Ando há três anos a investigar uma doença por descobrir incrivelmente incapacitante, que me fez começar a lutar pela acessibilidade e pelos direitos das pessoas com deficiência.

Muitas vezes, penso que tenho muita sorte em ter a possibilidade de fazer tratamentos, de ter uma família e amigos que me apoiam incondicionalmente em tudo e que me deixam sonhar. Mas, infelizmente, não chega. Penso também na sorte que tenho em ainda não ter quebrado, de ter vontade para viver à grande, para viver tudo o que me ainda é possível viver. Mas, uma vez mais, a vontade nem sempre é suficiente.

Vivo no centro de Lisboa e é pena perceber que outra pessoa no meu lugar talvez nem saísse de casa porque não há condições nas ruas e isso deixa-me inquieto de uma forma revoltante.

O que eu posso fazer com a minha scooter (aquelas motas típicas de quem tem mais de 80 anos) faz-me os dias, a semana ou até, às vezes, o mês. Saber que consigo ir beber um copo com amigos sem ter de ir de TVDE ou sem ter de chamar alguém para me empurrar a cadeira de rodas é um pilar essencial na força que arranjo para lutar, para mais um dia de dores e tratamentos que não resultam.

Como é que alguém me justifica que tenha de atravessar o Largo do Rato pela faixa dos autocarros porque não há rampas nas passadeiras, só desníveis intransponíveis nos passeios. Há algumas rampas ao longo das ruas: é pena é que sejam para carros entrarem nas garagens e não para scooters, cadeiras de rodas ou até carrinhos de bebé poderem subir. Na maioria das vezes, é uma inclinação tal que nem com muito esforço isso permitem.

Há mínimos olímpicos. Ou paralímpicos, como preferirem. Tenho centenas de vídeos e fotografias que comprovam o que digo. Obras para construir a estação de metro na Estrela? Claro, óptimo! Menos a parte de ocuparem o passeio e fazerem com que eu tenha de fazer o caminho pela estrada, arriscando-me a levar com um carro em cima.

━━━━━━━━━━━━━━━━━━━━

Lista de tarefas
1. Reescreva o texto sobre acessibilidade entre "Vivo no centro" e "que não resultam.", inclusive, trocando "Lisboa" por "Coimbra".
2. Prolongue o relato sobre a falta de acessibilidade nas ruas de Lisboa a partir da última frase apresentada.

━━━━━━━━━━━━━━━━━━━━

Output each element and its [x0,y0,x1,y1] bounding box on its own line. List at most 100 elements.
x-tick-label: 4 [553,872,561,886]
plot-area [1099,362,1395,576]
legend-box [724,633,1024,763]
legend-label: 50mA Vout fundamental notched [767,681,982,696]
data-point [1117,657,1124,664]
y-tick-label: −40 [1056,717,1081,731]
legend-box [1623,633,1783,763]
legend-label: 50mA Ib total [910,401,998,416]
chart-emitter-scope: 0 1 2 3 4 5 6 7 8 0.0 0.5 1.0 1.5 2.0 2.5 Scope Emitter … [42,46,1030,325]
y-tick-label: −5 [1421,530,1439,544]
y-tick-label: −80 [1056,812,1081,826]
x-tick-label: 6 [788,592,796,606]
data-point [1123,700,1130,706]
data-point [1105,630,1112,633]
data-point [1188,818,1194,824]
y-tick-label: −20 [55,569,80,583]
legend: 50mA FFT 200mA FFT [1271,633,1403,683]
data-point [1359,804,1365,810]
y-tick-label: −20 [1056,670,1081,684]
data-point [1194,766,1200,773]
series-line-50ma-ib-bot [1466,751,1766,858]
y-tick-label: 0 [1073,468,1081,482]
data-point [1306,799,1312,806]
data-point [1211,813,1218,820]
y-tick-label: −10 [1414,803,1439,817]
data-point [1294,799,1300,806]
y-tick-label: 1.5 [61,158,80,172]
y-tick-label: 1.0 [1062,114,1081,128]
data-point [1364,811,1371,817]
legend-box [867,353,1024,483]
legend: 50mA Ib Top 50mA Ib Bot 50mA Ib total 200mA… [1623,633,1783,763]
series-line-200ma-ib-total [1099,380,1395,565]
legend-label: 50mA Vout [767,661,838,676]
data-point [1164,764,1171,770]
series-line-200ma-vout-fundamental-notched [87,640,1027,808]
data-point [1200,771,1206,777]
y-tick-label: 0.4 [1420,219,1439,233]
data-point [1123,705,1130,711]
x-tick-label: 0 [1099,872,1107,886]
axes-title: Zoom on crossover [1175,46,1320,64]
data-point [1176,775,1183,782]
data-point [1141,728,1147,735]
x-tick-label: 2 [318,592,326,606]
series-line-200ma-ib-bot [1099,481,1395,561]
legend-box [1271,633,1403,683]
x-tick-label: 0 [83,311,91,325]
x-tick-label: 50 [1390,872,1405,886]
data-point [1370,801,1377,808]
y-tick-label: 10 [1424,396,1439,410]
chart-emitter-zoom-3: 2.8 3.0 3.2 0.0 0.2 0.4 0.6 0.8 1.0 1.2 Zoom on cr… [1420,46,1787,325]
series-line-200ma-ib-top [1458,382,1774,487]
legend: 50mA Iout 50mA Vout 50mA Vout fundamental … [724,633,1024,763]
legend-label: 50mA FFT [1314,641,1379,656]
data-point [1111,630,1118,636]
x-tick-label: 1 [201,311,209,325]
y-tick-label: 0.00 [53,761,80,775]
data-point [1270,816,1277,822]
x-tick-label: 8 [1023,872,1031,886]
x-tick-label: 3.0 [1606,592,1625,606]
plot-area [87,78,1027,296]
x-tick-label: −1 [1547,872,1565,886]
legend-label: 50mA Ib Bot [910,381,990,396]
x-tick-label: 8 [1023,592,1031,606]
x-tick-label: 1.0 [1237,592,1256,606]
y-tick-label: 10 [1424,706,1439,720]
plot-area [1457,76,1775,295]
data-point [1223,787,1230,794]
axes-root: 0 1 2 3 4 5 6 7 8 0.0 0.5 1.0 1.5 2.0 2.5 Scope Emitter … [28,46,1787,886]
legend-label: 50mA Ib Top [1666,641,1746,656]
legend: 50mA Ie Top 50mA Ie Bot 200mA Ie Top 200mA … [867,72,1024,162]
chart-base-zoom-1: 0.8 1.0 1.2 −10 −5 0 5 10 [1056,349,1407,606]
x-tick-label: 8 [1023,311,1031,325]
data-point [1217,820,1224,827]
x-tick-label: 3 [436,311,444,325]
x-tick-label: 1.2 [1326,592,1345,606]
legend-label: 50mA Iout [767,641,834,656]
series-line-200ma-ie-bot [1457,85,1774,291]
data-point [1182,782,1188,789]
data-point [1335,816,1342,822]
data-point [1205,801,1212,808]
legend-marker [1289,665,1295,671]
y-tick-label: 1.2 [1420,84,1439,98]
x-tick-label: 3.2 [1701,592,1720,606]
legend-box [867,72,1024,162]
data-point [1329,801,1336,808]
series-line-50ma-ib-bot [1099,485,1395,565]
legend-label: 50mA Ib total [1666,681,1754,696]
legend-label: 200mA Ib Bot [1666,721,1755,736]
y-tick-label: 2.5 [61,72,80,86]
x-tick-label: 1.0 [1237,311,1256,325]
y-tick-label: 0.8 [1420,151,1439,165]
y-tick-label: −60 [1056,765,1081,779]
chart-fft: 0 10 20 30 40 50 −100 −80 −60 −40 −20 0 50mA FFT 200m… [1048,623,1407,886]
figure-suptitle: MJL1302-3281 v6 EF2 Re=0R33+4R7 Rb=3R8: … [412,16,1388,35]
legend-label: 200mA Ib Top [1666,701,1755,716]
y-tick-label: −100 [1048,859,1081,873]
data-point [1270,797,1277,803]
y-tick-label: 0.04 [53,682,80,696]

━━━━━━━━━━━━━━━━━━━━

Lista de respostas
1.
Vivo no centro de Coimbra e é pena perceber que outra pessoa no meu lugar talvez nem saísse de casa porque não há condições nas ruas e isso deixa-me inquieto de uma forma revoltante.

O que eu posso fazer com a minha scooter (aquelas motas típicas de quem tem mais de 80 anos) faz-me os dias, a semana ou até, às vezes, o mês. Saber que consigo ir beber um copo com amigos sem ter de ir de TVDE ou sem ter de chamar alguém para me empurrar a cadeira de rodas é um pilar essencial na força que arranjo para lutar, para mais um dia de dores e tratamentos que não resultam.

2.
Será que, para pessoas na minha situação, que possam estar mais frágeis, isto encoraja a que sejam activas no mundo e a que não sintam que não pertencem aqui? Não me parece.

Não sou o tipo de pessoa que arranja problemas e não oferece soluções. Prefiro ser aquele que faz parte do plano, que critica e constrói. Tenho milhares de sugestões e opções, mas falta voz a estas pessoas, onde eu me incluo. Estão cansadas e falta-lhes disposição para se revoltarem e lutarem. Será pedir muito poder ter a minha independência junto a casa, sem ter obstáculos a cada passo que quero dar (passos, como quem diz)?

Este Natal fui fazer compras à Rua Guerra Junqueiro, junto ao Instituto Superior Técnico. Acho que nunca me senti tão excluído da sociedade ao longo de três anos de doença. Nenhuma das lojas que quis ver tinha uma rampa. Tinham somente degraus de 15 a 30 cm que me obrigaram a ficar de fora ou a ter quatro pessoas a levantar a minha cadeirinha. Perguntei às gerentes pela futura existência de uma rampa, mas parece que a responsabilidade é da câmara.

Acho que se trata de uma questão de prioridades. Tanto é dado para as trotinetes e ciclovias, por exemplo, e tão pouco para a acessibilidade. É bom relembrar que estas pessoas já têm mil problemas que não podem evitar relacionados com a sua saúde. Não seria melhor tentar atenuar todas estas complicações em vez de tornar o seu dia mais difícil ou até impossível?

Posto tudo isto, fica aqui o desafio para o Sr. Presidente da Câmara, Carlos Moedas, ou para quem da sua equipa trata destes assuntos: escolham um dia para fazerem comigo alguns dos meus percursos diários e pode ser que, assim, finalmente se abram os olhos para o que é essencial, que, neste caso, não pode continuar a ser invisível.